* Direction *
Print the records below word for word, but leave out the pictures.

* * * * *

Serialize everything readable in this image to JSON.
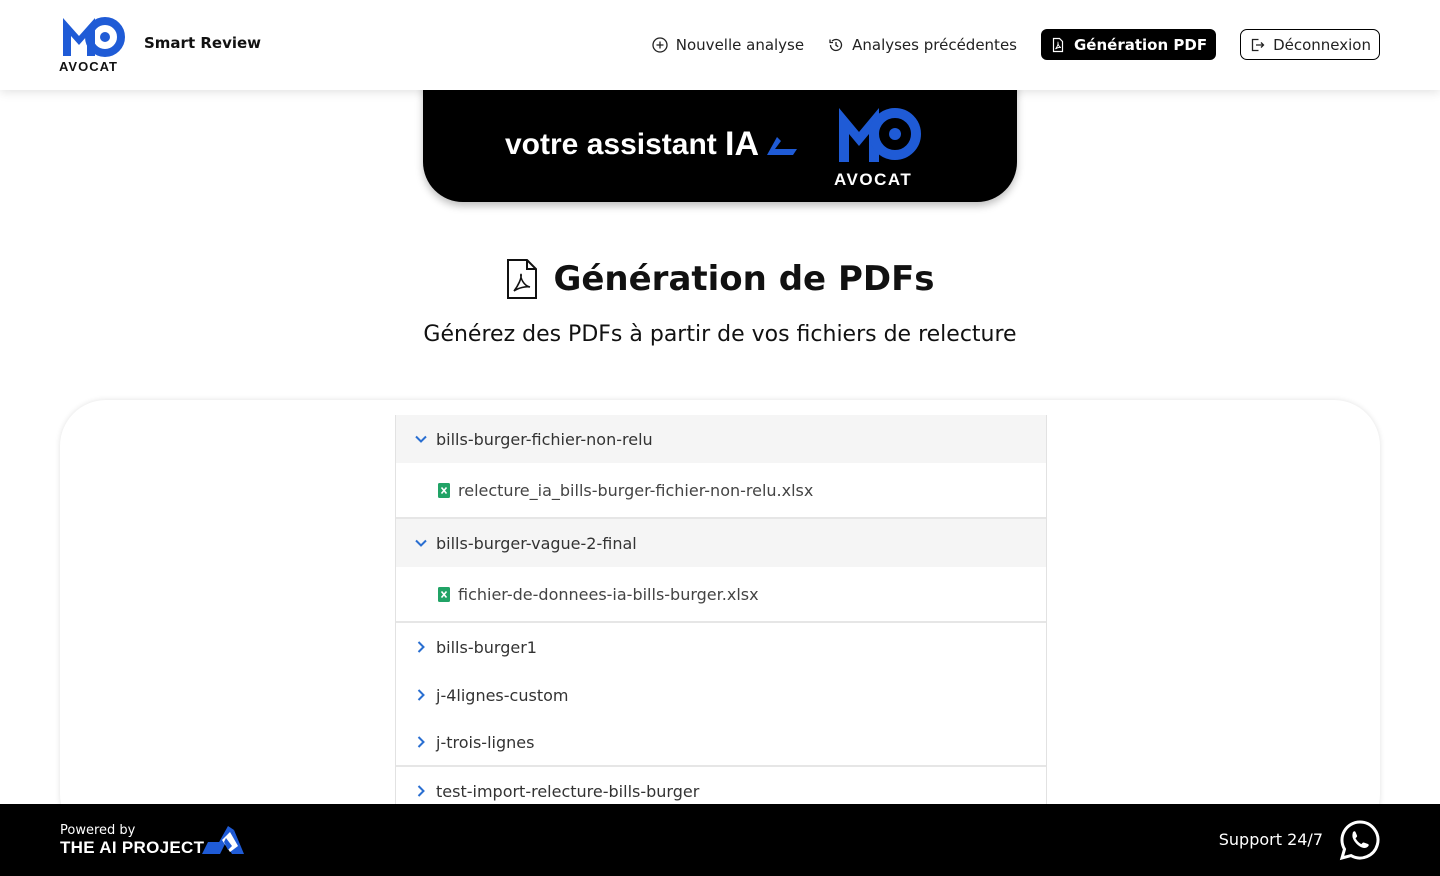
{
  "header": {
    "logo_text": "AVOCAT",
    "app_name": "Smart Review",
    "nav": {
      "new_analysis": "Nouvelle analyse",
      "previous_analyses": "Analyses précédentes",
      "pdf_generation": "Génération PDF",
      "logout": "Déconnexion"
    }
  },
  "banner": {
    "tagline": "votre assistant",
    "brand": "AVOCAT"
  },
  "page": {
    "title": "Génération de PDFs",
    "subtitle": "Générez des PDFs à partir de vos fichiers de relecture"
  },
  "tree": {
    "folders": [
      {
        "name": "bills-burger-fichier-non-relu",
        "expanded": true,
        "files": [
          "relecture_ia_bills-burger-fichier-non-relu.xlsx"
        ]
      },
      {
        "name": "bills-burger-vague-2-final",
        "expanded": true,
        "files": [
          "fichier-de-donnees-ia-bills-burger.xlsx"
        ]
      },
      {
        "name": "bills-burger1",
        "expanded": false,
        "files": []
      },
      {
        "name": "j-4lignes-custom",
        "expanded": false,
        "files": []
      },
      {
        "name": "j-trois-lignes",
        "expanded": false,
        "files": []
      },
      {
        "name": "test-import-relecture-bills-burger",
        "expanded": false,
        "files": []
      }
    ]
  },
  "footer": {
    "powered_by": "Powered by",
    "company": "THE AI PROJECT",
    "support": "Support 24/7"
  },
  "colors": {
    "brand_blue": "#1f5bd6",
    "excel_green": "#21a366",
    "chevron_blue": "#2a6fd1"
  },
  "icons": {
    "new_analysis": "plus-circle-icon",
    "previous_analyses": "history-icon",
    "pdf_generation": "pdf-file-icon",
    "logout": "logout-icon",
    "whatsapp": "whatsapp-icon"
  }
}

* * * * *

* Answer to this problem *
Serialize everything readable in this image to JSON.
{
  "header": {
    "logo_text": "AVOCAT",
    "app_name": "Smart Review",
    "nav": {
      "new_analysis": "Nouvelle analyse",
      "previous_analyses": "Analyses précédentes",
      "pdf_generation": "Génération PDF",
      "logout": "Déconnexion"
    }
  },
  "banner": {
    "tagline": "votre assistant",
    "brand": "AVOCAT"
  },
  "page": {
    "title": "Génération de PDFs",
    "subtitle": "Générez des PDFs à partir de vos fichiers de relecture"
  },
  "tree": {
    "folders": [
      {
        "name": "bills-burger-fichier-non-relu",
        "expanded": true,
        "files": [
          "relecture_ia_bills-burger-fichier-non-relu.xlsx"
        ]
      },
      {
        "name": "bills-burger-vague-2-final",
        "expanded": true,
        "files": [
          "fichier-de-donnees-ia-bills-burger.xlsx"
        ]
      },
      {
        "name": "bills-burger1",
        "expanded": false,
        "files": []
      },
      {
        "name": "j-4lignes-custom",
        "expanded": false,
        "files": []
      },
      {
        "name": "j-trois-lignes",
        "expanded": false,
        "files": []
      },
      {
        "name": "test-import-relecture-bills-burger",
        "expanded": false,
        "files": []
      }
    ]
  },
  "footer": {
    "powered_by": "Powered by",
    "company": "THE AI PROJECT",
    "support": "Support 24/7"
  },
  "colors": {
    "brand_blue": "#1f5bd6",
    "excel_green": "#21a366",
    "chevron_blue": "#2a6fd1"
  },
  "icons": {
    "new_analysis": "plus-circle-icon",
    "previous_analyses": "history-icon",
    "pdf_generation": "pdf-file-icon",
    "logout": "logout-icon",
    "whatsapp": "whatsapp-icon"
  }
}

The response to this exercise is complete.